» **Job**: Using the listing below, give the number of lines where "alegria" appears, and nothing else.

» **Stored data entries**:
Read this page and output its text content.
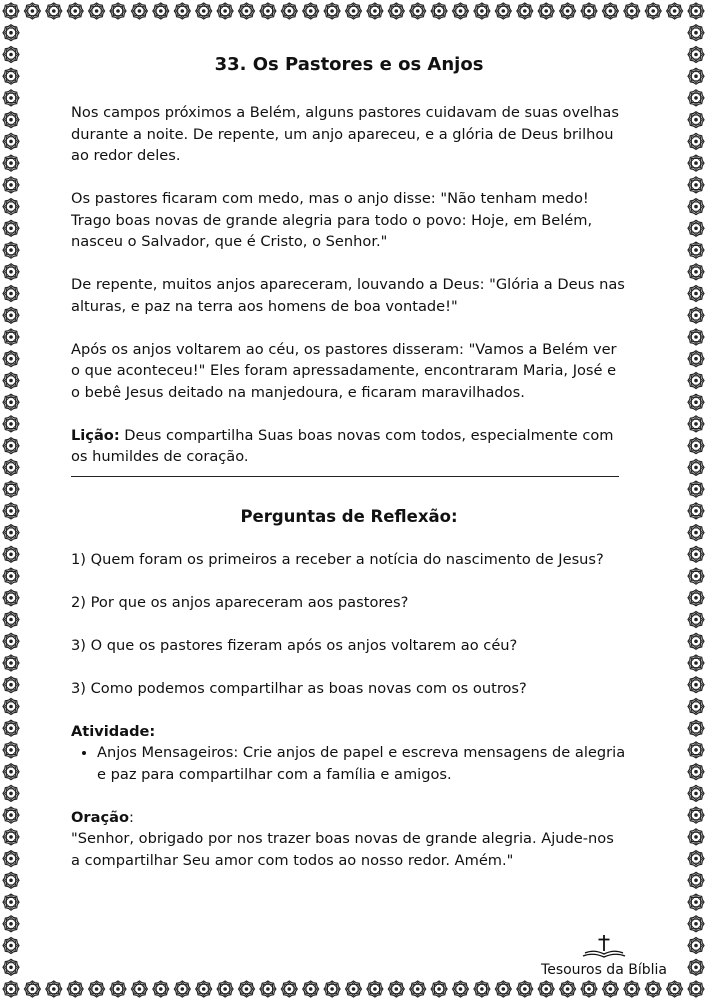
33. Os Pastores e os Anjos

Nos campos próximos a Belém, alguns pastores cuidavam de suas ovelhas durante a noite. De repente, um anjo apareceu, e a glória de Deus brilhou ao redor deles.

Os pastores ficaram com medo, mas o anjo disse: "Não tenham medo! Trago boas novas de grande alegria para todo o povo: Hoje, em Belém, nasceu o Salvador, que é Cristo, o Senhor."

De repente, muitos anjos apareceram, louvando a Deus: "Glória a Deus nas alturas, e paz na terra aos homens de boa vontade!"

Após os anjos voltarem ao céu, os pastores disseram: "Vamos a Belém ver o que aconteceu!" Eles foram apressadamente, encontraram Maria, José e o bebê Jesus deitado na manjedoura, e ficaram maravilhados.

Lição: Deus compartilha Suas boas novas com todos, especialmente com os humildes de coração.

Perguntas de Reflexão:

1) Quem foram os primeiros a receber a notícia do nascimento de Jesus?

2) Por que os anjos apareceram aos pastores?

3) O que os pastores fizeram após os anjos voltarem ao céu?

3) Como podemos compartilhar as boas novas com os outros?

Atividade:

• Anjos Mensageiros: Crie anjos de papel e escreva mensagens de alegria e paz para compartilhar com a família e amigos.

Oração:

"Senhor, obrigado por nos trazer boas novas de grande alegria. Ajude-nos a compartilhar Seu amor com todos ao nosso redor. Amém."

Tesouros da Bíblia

» **Task answer**: 3